**Document excerpt**:
--
Côtes-du-Rhône (Grenache/Syrah), Bout d’Zan, Mas de Libian, 2019, France
The Thibon family first acquired the Libian property in 1670. Wine has been the primary focus of the estate since 1970, but the grounds are still planted to 8 hectares of olive trees, flowers and other crops. This helps maintain biodiversity in the biodynamically farmed vineyards on the estate. The property is currently lead by three female generations of the Thibon family and the quality of the wines has never been better. This blend of 75% Grenache and 25% Syrah is fermented in concrete and aged for 9 months in large, neural oak barrels. This bottling has the hallmark floral and spice notes of great Côtes-du-Rhône; however, it is set apart by its delicate and crunchy red-berry flavored fruit. This is our current go-to wine for BBQing!
Salento Rosso (Negroamaro), Notarpanaro, Cosimo Taurino, 2010, Puglia, Italy
Over the last two decades the wine world has become much smaller and tiny regions and producers are able to enter into markets that previously would have been closed. Overall this is very positive, but it does mean that it is increasingly difficult to find those “hidden gems” which present really high quality as well a tremendous value. The Cosimo Taurino winery was founded in 1970 in the Salento region of Puglia (the heel of Italy’s boot). Primitivo (or Zinfandel in America) is the most famous grape from the region but Negroamaro has a long history of making balanced, food friendly and age-worthy wines. This bottling is sourced from the Notarpanaro vineyard which contains 40-year-old vines. The wine spends about 6 months aging in French oak, but after bottling it spends many years aging in the wineries cellars so that it can slowly mature and be ready to drink on release. The 2010 in its prime drinking window and smells of stewed berries, wet leaves and terra cotta. Enjoy with roasted meats of hearty pasta!
2016 Nebbiolo Trio (Bangin’ Barolo & A Barbaresco), $175
Part of the excitement and magic of wine (and sometimes the frustration) is that every year is a unique representation of the climatic factors that occurred during the growing season. Climate change has proved to be a double-edged sword for many European growing regions. The Langhe (which contains both Barolo and Barbaresco) is a cool-climate region that in the 1970s may have had 3 good vintages out of 10 but over the last 20 years they are able to reliably ripen their fruit 9/10 years. This has come with its own set of problems like increased Spring frost and hail, as well as many years being so warm that the wines are straddling 15% alcohol and out of balance. But in 2016 the stars aligned and provided producers with the best vintage in recent memory (possibly decades). Great wine is all about balance and the moderate summer and fall meant that harvest occurred about 5 days later in 2016 than in other recent years. This allowed producers to slowly get their grapes physiologically ripe so that acidity, tannins, and alcohol are in harmonious balance. Although the 2016s have textbook Nebbiolo tannins the wines are seamless and expressive with the ideal concentration of fruit without being overly heavy. We want to share a few examples from some of our favorite producers that showcase the potential of the vintage. Although these wines will age for decades, they are surprisingly accessible right now.
--
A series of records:
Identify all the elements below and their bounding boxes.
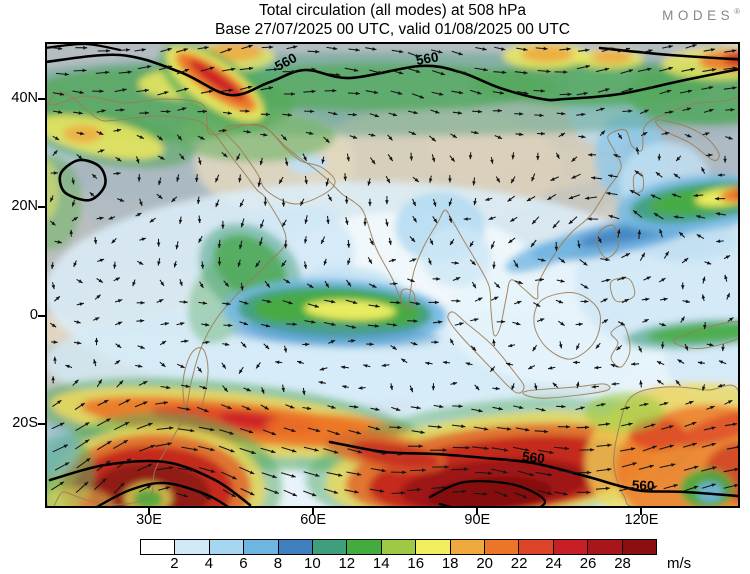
x-axis-tick-mark <box>640 508 643 515</box>
chart-subtitle: Base 27/07/2025 00 UTC, valid 01/08/2025… <box>214 20 570 38</box>
colorbar-cell <box>553 540 589 554</box>
colorbar-cell <box>622 540 657 554</box>
colorbar-cell <box>141 540 176 554</box>
map-canvas: 560 560 560 560 <box>45 42 740 508</box>
colorbar-tick-label: 6 <box>239 555 248 572</box>
colorbar-cell <box>313 540 348 554</box>
colorbar-cell <box>381 540 417 554</box>
x-axis-tick-mark <box>476 508 479 515</box>
colorbar-cell <box>416 540 451 554</box>
modes-logo-text: MODES <box>662 8 735 23</box>
colorbar-tick-label: 12 <box>338 555 356 572</box>
colorbar-tick-label: 16 <box>407 555 425 572</box>
colorbar-cell <box>485 540 520 554</box>
colorbar-tick-label: 14 <box>372 555 390 572</box>
y-axis-tick-label: 20S <box>12 415 38 431</box>
colorbar-tick-label: 28 <box>614 555 631 572</box>
colorbar-cell <box>278 540 314 554</box>
x-axis-tick-mark <box>147 508 150 515</box>
colorbar-tick-label: 2 <box>170 555 179 572</box>
colorbar-tick-label: 20 <box>476 555 493 572</box>
wind-speed-shading <box>45 42 740 508</box>
title-block: Total circulation (all modes) at 508 hPa… <box>45 2 740 39</box>
colorbar-tick-label: 10 <box>303 555 321 572</box>
x-axis-tick-label: 60E <box>300 512 327 528</box>
colorbar-tick-label: 18 <box>441 555 459 572</box>
colorbar-cell <box>519 540 554 554</box>
x-axis-tick-label: 30E <box>136 512 162 528</box>
colorbar-cell <box>244 540 279 554</box>
colorbar-cell <box>347 540 382 554</box>
y-axis-tick-mark <box>38 97 45 100</box>
colorbar-cell <box>175 540 210 554</box>
colorbar-tick-label: 22 <box>510 555 528 572</box>
x-axis-tick-label: 120E <box>624 512 659 528</box>
y-axis-tick-mark <box>38 206 45 209</box>
colorbar-tick-label: 26 <box>579 555 597 572</box>
colorbar-cell <box>450 540 486 554</box>
colorbar-tick-label: 4 <box>204 555 214 572</box>
y-axis-tick-label: 0 <box>29 306 38 323</box>
y-axis-tick-label: 40N <box>11 89 38 106</box>
wind-arrows <box>49 44 740 501</box>
colorbar-cell <box>588 540 623 554</box>
y-axis-tick-mark <box>38 423 45 425</box>
colorbar <box>140 539 657 555</box>
x-axis-tick-mark <box>312 508 315 515</box>
contour-label-560: 560 <box>415 49 440 68</box>
contour-label-560: 560 <box>521 449 545 466</box>
modes-logo: MODES® <box>662 7 740 23</box>
x-axis-tick-label: 90E <box>464 512 491 528</box>
geopotential-contours <box>45 42 740 508</box>
colorbar-unit: m/s <box>667 555 692 572</box>
colorbar-tick-label: 24 <box>545 555 562 572</box>
y-axis-tick-label: 20N <box>11 198 38 215</box>
contour-label-560: 560 <box>632 478 655 494</box>
registered-mark: ® <box>734 7 740 16</box>
y-axis-tick-mark <box>38 314 45 317</box>
colorbar-tick-label: 8 <box>273 555 283 572</box>
chart-title: Total circulation (all modes) at 508 hPa <box>258 2 527 19</box>
colorbar-cell <box>209 540 245 554</box>
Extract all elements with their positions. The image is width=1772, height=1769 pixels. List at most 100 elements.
--
**Task requirements**: According to the wine notes, what grape blend makes up the Mas de Libian Côtes-du-Rhône?

**Worked solution**: 75% Grenache and 25% Syrah.